(WHAT IS EXPECTED): Return each line containing the string "warning".

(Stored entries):
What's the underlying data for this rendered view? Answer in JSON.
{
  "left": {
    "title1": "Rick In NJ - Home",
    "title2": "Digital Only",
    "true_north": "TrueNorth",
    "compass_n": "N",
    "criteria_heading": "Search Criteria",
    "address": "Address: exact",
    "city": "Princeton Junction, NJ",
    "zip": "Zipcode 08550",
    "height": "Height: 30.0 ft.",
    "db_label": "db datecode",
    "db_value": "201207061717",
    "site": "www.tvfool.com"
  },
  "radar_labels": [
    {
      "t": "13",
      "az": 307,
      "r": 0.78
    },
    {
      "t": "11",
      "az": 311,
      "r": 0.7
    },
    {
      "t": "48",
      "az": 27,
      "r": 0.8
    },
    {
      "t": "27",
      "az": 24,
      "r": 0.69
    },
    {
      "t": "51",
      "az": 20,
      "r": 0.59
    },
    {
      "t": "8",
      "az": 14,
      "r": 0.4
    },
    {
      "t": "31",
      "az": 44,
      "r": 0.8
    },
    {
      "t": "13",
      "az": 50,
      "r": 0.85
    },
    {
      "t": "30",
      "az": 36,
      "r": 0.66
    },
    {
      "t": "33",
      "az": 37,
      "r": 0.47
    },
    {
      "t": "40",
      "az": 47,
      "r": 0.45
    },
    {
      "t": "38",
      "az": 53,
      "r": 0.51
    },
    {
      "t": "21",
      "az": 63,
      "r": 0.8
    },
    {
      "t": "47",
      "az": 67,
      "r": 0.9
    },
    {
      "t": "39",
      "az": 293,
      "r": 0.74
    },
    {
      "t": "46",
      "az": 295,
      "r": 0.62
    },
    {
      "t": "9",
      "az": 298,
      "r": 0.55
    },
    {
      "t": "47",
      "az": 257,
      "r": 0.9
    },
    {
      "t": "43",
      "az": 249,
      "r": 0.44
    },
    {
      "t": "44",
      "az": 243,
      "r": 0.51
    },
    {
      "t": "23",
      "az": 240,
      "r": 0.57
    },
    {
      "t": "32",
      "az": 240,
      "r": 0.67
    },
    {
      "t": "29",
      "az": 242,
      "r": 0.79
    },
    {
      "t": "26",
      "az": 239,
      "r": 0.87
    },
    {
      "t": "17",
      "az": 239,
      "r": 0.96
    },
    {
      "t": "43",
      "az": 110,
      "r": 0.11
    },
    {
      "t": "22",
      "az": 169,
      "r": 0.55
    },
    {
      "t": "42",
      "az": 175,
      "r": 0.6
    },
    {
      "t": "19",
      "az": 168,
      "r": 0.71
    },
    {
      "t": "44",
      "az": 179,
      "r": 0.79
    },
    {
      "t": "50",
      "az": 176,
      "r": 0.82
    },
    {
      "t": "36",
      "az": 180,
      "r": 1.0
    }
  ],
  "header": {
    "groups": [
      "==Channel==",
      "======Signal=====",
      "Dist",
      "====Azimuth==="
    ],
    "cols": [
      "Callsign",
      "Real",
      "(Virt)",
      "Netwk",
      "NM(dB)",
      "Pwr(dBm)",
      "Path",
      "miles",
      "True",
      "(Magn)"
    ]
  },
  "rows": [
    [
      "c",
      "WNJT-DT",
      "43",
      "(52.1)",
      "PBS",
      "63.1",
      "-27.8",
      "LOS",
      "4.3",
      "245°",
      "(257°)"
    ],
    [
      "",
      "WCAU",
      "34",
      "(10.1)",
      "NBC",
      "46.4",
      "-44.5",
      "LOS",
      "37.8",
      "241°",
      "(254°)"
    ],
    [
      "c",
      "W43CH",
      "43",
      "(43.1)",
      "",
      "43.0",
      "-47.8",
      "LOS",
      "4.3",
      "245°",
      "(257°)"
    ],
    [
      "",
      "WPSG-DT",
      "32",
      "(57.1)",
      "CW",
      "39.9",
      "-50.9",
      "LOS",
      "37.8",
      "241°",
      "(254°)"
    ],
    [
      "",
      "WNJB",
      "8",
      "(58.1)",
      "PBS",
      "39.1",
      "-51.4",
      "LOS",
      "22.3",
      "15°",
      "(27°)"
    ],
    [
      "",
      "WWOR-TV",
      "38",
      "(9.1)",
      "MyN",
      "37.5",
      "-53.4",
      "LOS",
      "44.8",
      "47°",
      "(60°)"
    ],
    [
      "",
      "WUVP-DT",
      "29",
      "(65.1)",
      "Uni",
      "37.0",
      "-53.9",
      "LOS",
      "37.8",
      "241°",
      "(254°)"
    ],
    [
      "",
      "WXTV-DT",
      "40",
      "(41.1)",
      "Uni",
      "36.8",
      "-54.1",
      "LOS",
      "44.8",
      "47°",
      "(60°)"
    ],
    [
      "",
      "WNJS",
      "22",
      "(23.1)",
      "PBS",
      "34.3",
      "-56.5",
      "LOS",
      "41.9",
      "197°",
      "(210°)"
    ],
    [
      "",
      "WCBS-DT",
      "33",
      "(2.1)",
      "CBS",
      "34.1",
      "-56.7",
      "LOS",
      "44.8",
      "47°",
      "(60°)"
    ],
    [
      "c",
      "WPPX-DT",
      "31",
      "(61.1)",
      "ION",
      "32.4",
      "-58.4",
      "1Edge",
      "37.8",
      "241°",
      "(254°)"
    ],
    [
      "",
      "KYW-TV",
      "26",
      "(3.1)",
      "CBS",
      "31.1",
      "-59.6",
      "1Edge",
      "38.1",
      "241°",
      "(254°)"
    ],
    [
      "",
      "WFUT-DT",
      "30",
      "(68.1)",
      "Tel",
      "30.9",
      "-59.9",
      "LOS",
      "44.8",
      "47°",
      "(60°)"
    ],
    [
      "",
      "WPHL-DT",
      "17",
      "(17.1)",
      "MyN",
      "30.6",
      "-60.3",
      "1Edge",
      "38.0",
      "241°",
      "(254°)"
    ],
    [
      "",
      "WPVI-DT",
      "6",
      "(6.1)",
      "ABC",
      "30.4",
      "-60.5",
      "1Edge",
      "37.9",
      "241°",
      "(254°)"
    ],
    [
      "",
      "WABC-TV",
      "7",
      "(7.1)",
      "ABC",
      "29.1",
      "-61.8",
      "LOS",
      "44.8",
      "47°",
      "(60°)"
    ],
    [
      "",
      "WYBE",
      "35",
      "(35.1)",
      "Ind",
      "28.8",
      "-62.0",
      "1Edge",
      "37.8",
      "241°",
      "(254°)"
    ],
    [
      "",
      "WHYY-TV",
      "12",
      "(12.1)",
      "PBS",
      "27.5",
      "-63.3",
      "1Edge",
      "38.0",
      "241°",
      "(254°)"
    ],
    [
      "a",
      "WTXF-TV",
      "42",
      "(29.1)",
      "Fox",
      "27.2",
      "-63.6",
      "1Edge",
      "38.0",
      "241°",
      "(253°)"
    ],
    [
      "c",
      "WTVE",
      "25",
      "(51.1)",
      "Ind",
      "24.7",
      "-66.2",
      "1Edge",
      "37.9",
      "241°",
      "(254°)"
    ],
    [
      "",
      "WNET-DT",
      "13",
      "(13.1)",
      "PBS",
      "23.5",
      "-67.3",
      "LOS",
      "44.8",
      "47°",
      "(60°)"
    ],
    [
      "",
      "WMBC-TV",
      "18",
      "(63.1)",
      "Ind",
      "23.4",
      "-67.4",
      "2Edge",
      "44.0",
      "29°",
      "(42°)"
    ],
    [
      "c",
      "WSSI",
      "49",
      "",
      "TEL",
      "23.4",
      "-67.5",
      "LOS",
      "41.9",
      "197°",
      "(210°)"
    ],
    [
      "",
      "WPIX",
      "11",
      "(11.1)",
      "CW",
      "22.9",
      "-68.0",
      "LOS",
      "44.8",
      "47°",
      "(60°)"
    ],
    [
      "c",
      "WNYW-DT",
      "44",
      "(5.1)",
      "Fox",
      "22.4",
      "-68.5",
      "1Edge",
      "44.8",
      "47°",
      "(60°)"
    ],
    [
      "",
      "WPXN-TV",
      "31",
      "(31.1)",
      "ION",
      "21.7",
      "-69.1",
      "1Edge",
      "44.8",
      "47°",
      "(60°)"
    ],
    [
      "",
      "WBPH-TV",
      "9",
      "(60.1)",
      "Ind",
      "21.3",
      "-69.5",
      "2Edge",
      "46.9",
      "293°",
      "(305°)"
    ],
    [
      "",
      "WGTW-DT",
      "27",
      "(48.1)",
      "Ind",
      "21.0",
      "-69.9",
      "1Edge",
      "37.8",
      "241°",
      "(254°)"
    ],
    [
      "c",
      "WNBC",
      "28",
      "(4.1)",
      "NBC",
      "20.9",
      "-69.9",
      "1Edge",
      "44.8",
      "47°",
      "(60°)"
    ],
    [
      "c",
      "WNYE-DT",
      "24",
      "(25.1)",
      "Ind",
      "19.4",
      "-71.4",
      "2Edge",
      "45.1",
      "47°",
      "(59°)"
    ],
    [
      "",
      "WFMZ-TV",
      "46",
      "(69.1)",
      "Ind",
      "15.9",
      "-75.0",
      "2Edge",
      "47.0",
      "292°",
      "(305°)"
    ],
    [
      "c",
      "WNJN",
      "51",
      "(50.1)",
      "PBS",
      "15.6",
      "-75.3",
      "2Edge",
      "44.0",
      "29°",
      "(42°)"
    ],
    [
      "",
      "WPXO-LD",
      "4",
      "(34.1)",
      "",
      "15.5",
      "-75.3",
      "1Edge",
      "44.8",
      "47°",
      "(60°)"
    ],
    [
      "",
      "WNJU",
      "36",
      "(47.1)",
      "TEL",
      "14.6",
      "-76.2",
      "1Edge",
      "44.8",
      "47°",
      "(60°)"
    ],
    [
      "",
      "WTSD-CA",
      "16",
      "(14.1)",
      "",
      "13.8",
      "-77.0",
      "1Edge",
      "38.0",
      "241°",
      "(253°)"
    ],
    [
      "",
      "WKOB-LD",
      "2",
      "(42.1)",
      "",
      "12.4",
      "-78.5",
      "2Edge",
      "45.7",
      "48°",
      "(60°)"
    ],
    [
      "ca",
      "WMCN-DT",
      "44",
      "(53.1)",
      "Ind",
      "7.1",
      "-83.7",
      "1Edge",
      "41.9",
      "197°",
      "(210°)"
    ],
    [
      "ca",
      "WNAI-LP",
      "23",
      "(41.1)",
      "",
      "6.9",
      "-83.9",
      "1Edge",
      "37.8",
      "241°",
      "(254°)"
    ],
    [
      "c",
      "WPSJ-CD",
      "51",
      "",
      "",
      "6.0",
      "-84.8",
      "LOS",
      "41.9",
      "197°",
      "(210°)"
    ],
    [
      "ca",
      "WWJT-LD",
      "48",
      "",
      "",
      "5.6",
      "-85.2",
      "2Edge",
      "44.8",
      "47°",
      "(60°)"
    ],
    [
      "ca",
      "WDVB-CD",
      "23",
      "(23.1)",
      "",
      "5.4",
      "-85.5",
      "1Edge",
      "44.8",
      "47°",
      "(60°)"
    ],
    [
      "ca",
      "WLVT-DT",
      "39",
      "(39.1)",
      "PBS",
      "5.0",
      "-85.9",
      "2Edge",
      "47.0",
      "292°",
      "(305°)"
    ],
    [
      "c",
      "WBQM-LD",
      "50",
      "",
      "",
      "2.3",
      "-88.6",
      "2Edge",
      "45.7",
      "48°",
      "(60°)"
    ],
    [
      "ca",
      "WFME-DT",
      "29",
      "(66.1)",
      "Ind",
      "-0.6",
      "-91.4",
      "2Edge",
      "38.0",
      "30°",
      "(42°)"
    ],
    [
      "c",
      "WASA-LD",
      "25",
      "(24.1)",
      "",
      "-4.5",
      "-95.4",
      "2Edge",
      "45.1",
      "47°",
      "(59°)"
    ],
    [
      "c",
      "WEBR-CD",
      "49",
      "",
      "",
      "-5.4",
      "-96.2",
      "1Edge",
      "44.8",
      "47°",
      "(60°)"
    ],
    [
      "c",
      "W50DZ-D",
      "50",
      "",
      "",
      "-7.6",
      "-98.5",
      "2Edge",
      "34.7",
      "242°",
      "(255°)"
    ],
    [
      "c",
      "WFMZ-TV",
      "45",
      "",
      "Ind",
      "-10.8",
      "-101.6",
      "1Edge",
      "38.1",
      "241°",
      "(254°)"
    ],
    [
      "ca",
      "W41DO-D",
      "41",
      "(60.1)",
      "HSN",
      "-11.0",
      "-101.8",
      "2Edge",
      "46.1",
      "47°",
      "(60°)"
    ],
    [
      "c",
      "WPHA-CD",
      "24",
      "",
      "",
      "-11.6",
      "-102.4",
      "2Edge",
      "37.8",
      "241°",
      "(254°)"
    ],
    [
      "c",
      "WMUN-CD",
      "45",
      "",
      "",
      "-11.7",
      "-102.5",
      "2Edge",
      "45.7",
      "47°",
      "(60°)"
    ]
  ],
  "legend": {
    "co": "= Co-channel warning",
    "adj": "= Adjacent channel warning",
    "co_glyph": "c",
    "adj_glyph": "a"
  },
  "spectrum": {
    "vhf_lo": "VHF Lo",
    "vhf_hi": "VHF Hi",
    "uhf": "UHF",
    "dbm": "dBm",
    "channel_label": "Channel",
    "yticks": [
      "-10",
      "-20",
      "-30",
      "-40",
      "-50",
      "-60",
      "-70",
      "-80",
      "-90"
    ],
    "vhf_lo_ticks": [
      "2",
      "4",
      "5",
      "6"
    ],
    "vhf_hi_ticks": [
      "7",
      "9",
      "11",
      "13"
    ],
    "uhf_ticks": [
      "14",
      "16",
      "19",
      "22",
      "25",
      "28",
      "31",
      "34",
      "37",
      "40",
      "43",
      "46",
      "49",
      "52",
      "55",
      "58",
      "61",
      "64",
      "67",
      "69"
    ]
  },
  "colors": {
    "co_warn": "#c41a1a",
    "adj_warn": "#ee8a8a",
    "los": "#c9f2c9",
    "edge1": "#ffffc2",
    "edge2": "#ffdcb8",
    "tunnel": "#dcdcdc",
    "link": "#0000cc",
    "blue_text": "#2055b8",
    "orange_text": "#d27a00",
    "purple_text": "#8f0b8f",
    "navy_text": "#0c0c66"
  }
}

(THE RESPONSE):
    "co": "= Co-channel warning",
    "adj": "= Adjacent channel warning",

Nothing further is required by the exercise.